*GIVEN EXERCISE*: Locate each line with the string "this" in the listing below and copy it.

*Records that describe figures*:
──────

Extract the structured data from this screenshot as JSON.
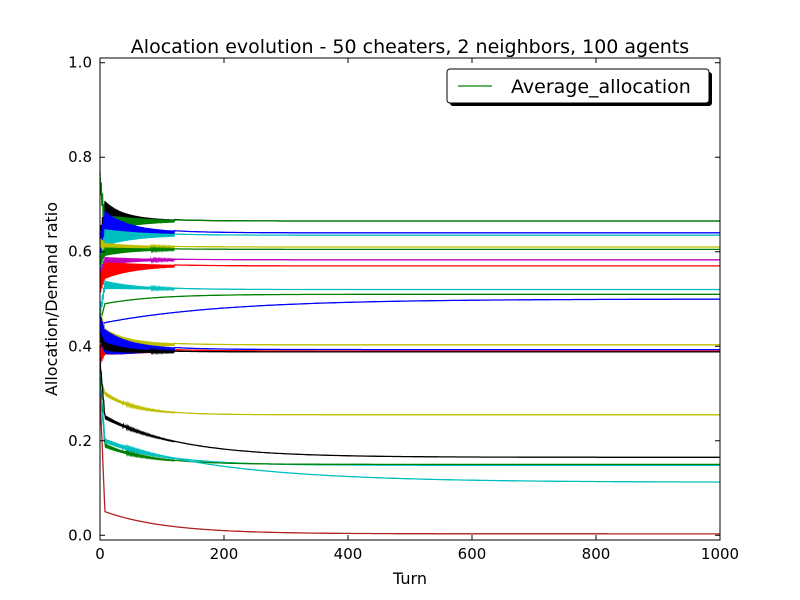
{
  "chart_data": {
    "type": "line",
    "title": "Alocation evolution - 50 cheaters, 2 neighbors, 100 agents",
    "xlabel": "Turn",
    "ylabel": "Allocation/Demand ratio",
    "xlim": [
      0,
      1000
    ],
    "ylim": [
      -0.01,
      1.01
    ],
    "xticks": [
      "0",
      "200",
      "400",
      "600",
      "800",
      "1000"
    ],
    "yticks": [
      "0.0",
      "0.2",
      "0.4",
      "0.6",
      "0.8",
      "1.0"
    ],
    "grid": false,
    "legend": {
      "position": "top-right",
      "entries": [
        "Average_allocation"
      ]
    },
    "series": [
      {
        "color": "#000000",
        "start": 0.62,
        "peak": 0.69,
        "end": 0.665,
        "tau": 25,
        "osc": 0.02
      },
      {
        "color": "#008000",
        "start": 0.75,
        "peak": 0.66,
        "end": 0.665,
        "tau": 40,
        "osc": 0.02
      },
      {
        "color": "#0000ff",
        "start": 0.6,
        "peak": 0.66,
        "end": 0.64,
        "tau": 30,
        "osc": 0.03
      },
      {
        "color": "#00bfbf",
        "start": 0.56,
        "peak": 0.63,
        "end": 0.635,
        "tau": 40,
        "osc": 0.02
      },
      {
        "color": "#bfbf00",
        "start": 0.62,
        "peak": 0.61,
        "end": 0.61,
        "tau": 40,
        "osc": 0.01
      },
      {
        "color": "#008000",
        "start": 0.58,
        "peak": 0.6,
        "end": 0.605,
        "tau": 40,
        "osc": 0.01
      },
      {
        "color": "#bf00bf",
        "start": 0.55,
        "peak": 0.58,
        "end": 0.583,
        "tau": 40,
        "osc": 0.01
      },
      {
        "color": "#ff0000",
        "start": 0.53,
        "peak": 0.56,
        "end": 0.57,
        "tau": 40,
        "osc": 0.02
      },
      {
        "color": "#00bfbf",
        "start": 0.47,
        "peak": 0.53,
        "end": 0.52,
        "tau": 60,
        "osc": 0.01
      },
      {
        "color": "#008000",
        "start": 0.45,
        "peak": 0.49,
        "end": 0.51,
        "tau": 80,
        "osc": 0.0
      },
      {
        "color": "#0000ff",
        "start": 0.44,
        "peak": 0.45,
        "end": 0.5,
        "tau": 200,
        "osc": 0.0
      },
      {
        "color": "#bfbf00",
        "start": 0.46,
        "peak": 0.42,
        "end": 0.403,
        "tau": 30,
        "osc": 0.02
      },
      {
        "color": "#ff0000",
        "start": 0.38,
        "peak": 0.4,
        "end": 0.39,
        "tau": 30,
        "osc": 0.02
      },
      {
        "color": "#0000ff",
        "start": 0.44,
        "peak": 0.41,
        "end": 0.393,
        "tau": 30,
        "osc": 0.03
      },
      {
        "color": "#000000",
        "start": 0.42,
        "peak": 0.4,
        "end": 0.388,
        "tau": 30,
        "osc": 0.01
      },
      {
        "color": "#bfbf00",
        "start": 0.33,
        "peak": 0.3,
        "end": 0.255,
        "tau": 50,
        "osc": 0.005
      },
      {
        "color": "#000000",
        "start": 0.37,
        "peak": 0.25,
        "end": 0.165,
        "tau": 120,
        "osc": 0.005
      },
      {
        "color": "#00bfbf",
        "start": 0.34,
        "peak": 0.2,
        "end": 0.148,
        "tau": 90,
        "osc": 0.005
      },
      {
        "color": "#008000",
        "start": 0.33,
        "peak": 0.19,
        "end": 0.15,
        "tau": 70,
        "osc": 0.005
      },
      {
        "color": "#00bfbf",
        "start": 0.31,
        "peak": 0.2,
        "end": 0.112,
        "tau": 200,
        "osc": 0.005
      },
      {
        "color": "#b22222",
        "start": 0.3,
        "peak": 0.05,
        "end": 0.003,
        "tau": 100,
        "osc": 0.0
      }
    ],
    "average_series": {
      "name": "Average_allocation",
      "color": "#008000"
    }
  }
}
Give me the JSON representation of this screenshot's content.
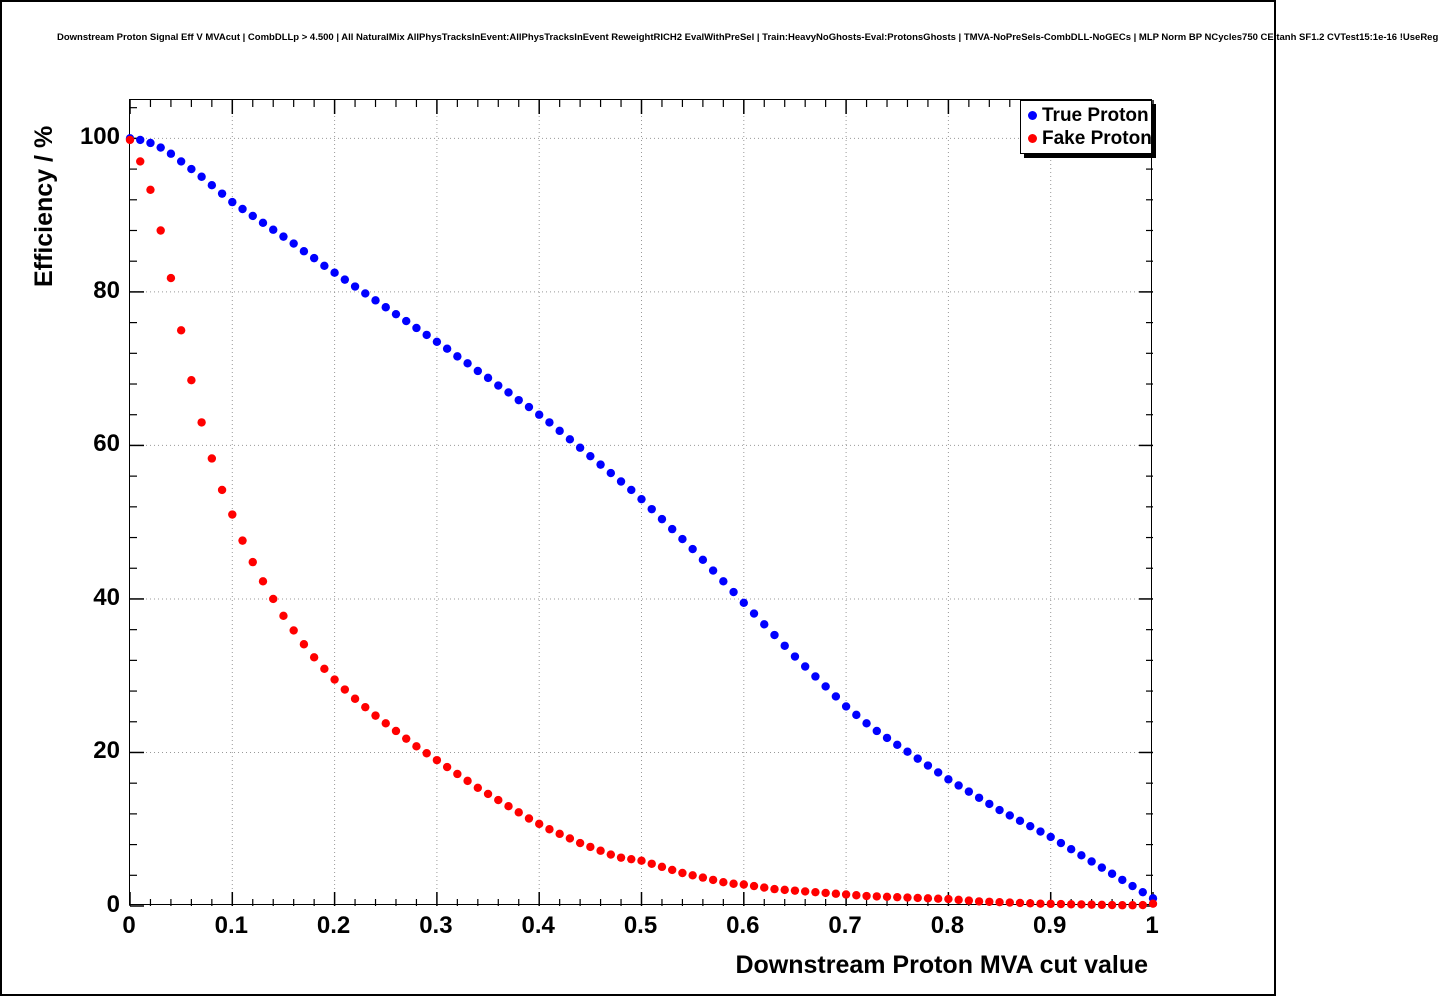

──────

*THE COMPLETED TASK*:
Extract the structured data from this screenshot as JSON.
Give me the JSON representation of this screenshot's content.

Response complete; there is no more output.